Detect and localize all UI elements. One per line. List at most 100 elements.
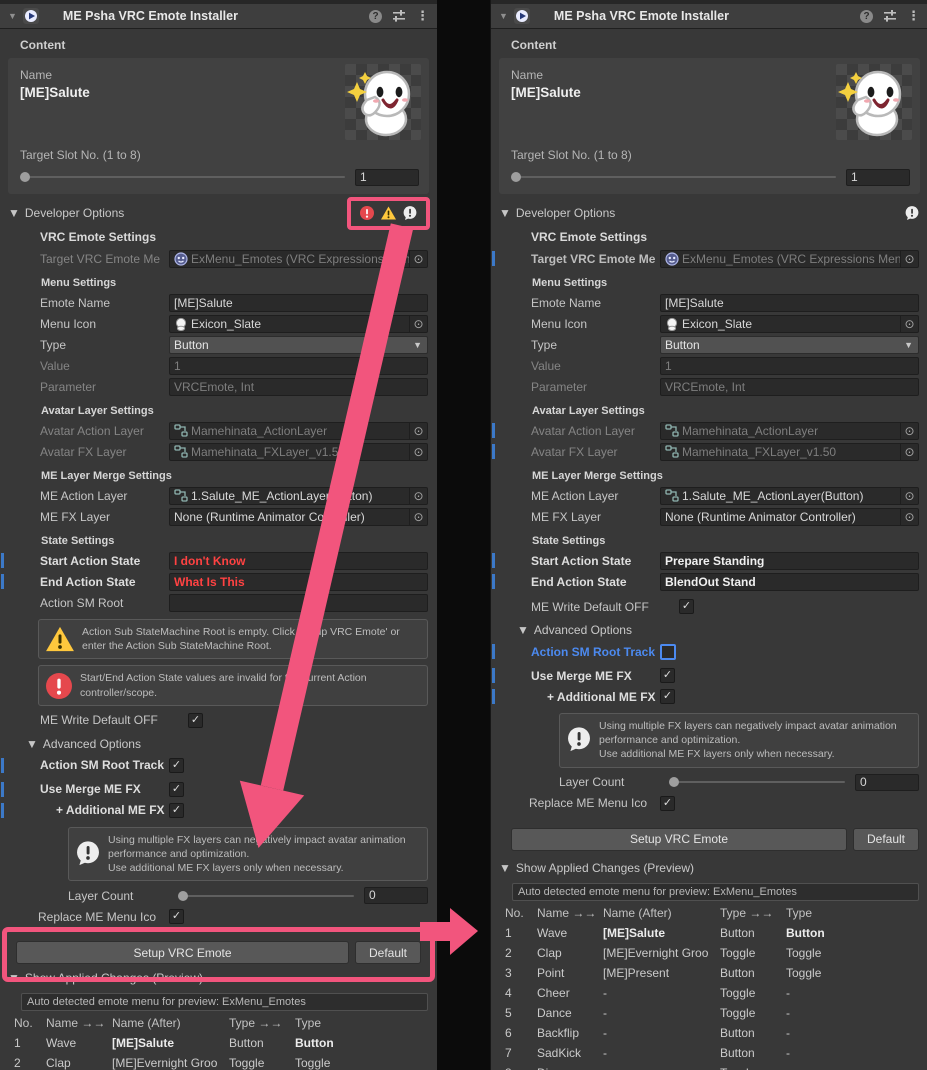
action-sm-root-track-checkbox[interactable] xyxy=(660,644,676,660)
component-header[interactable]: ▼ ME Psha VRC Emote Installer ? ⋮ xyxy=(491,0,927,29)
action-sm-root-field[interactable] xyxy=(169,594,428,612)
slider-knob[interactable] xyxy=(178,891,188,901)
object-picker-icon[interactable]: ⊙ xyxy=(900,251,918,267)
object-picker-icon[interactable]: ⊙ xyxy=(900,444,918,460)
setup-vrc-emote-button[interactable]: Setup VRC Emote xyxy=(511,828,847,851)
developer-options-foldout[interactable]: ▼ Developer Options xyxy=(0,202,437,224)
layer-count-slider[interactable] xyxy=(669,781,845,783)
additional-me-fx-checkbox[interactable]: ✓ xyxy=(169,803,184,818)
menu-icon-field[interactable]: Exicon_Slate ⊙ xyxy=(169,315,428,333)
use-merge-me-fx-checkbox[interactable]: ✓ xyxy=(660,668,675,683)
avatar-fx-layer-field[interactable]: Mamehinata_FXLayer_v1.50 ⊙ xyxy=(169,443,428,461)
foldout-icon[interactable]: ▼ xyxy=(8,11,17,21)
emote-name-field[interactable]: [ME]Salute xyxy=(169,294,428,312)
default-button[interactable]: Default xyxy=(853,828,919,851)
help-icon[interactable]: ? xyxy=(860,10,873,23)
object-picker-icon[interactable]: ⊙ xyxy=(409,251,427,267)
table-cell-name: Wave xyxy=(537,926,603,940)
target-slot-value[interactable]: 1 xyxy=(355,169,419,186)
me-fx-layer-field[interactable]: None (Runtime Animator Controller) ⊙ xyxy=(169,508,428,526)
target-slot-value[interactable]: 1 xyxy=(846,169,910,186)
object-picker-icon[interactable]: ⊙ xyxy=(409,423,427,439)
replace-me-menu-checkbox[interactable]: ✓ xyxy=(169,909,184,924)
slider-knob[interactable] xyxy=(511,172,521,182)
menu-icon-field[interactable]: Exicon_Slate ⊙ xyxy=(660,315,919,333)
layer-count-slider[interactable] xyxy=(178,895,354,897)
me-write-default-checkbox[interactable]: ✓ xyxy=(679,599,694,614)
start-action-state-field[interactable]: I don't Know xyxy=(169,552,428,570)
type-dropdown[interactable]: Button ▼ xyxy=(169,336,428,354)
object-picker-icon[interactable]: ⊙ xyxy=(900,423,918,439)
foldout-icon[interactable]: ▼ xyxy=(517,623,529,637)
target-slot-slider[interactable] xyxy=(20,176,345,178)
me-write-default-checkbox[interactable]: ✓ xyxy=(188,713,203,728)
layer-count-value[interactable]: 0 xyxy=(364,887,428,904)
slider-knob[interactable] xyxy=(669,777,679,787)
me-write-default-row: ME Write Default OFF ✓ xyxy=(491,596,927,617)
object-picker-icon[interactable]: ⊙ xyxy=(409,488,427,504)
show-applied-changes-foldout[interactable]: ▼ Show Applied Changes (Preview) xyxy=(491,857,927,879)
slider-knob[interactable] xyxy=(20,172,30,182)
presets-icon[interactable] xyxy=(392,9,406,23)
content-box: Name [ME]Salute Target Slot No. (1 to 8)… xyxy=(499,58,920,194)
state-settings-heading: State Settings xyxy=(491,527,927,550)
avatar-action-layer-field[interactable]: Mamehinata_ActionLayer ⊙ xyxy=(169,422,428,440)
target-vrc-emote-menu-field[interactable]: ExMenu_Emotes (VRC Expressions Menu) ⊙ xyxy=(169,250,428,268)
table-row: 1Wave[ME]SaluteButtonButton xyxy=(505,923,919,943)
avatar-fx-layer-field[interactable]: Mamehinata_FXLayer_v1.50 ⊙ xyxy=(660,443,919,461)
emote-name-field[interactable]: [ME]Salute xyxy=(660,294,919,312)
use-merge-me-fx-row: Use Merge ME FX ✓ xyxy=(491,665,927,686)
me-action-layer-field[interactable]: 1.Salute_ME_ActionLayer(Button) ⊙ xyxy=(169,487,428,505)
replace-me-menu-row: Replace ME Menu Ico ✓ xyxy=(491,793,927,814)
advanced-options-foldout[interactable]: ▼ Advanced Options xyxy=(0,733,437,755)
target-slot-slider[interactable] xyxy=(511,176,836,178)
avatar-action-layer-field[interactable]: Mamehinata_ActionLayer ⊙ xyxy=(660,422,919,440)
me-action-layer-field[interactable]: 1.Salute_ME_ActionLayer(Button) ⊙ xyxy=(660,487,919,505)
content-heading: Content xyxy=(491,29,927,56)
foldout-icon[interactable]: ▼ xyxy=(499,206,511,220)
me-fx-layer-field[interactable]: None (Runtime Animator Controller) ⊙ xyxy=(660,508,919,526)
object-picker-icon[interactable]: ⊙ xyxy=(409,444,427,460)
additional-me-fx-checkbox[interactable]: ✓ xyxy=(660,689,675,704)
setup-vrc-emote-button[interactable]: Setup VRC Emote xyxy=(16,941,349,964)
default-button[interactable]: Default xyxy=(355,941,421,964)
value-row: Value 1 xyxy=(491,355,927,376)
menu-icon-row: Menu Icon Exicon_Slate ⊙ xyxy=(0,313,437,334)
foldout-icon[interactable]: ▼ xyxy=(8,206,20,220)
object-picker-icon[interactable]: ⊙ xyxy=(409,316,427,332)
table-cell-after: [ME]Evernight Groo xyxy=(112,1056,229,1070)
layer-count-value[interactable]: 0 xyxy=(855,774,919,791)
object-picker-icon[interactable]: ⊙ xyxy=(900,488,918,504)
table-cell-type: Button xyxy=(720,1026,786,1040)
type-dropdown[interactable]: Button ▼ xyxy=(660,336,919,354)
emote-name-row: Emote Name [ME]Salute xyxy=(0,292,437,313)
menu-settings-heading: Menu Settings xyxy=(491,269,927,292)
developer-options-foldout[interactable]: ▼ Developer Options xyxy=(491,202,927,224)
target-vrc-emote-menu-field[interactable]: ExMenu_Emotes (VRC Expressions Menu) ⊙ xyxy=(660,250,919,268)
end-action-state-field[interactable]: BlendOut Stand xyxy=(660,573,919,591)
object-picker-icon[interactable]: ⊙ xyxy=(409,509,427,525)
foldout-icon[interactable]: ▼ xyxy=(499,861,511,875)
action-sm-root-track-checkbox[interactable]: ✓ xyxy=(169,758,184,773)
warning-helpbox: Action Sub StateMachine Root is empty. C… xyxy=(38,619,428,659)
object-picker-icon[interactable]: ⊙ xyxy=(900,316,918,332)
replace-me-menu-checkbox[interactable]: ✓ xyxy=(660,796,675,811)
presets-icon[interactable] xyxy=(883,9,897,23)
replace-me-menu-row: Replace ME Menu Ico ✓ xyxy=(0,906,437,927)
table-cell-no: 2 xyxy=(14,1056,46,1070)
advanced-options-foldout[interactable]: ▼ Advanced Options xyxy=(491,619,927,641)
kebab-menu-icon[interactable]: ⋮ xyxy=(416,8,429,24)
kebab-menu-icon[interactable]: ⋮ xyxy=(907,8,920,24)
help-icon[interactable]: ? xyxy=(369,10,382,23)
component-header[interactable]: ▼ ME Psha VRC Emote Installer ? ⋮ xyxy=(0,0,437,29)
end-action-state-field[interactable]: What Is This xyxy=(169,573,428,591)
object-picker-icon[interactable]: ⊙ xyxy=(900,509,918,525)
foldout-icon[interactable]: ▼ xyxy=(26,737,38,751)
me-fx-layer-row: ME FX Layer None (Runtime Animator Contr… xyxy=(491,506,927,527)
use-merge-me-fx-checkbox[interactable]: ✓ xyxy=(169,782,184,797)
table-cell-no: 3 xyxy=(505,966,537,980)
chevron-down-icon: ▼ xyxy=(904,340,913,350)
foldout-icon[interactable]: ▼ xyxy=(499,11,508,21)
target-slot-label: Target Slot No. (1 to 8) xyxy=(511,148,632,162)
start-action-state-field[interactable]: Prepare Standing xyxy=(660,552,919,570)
============
● **Required work**: Return every line of the listing that contains the word "track", matching case exactly.

● **Task response**:
action-sm-root-track-checkbox[interactable] xyxy=(660,644,676,660)
action-sm-root-track-checkbox[interactable]: ✓ xyxy=(169,758,184,773)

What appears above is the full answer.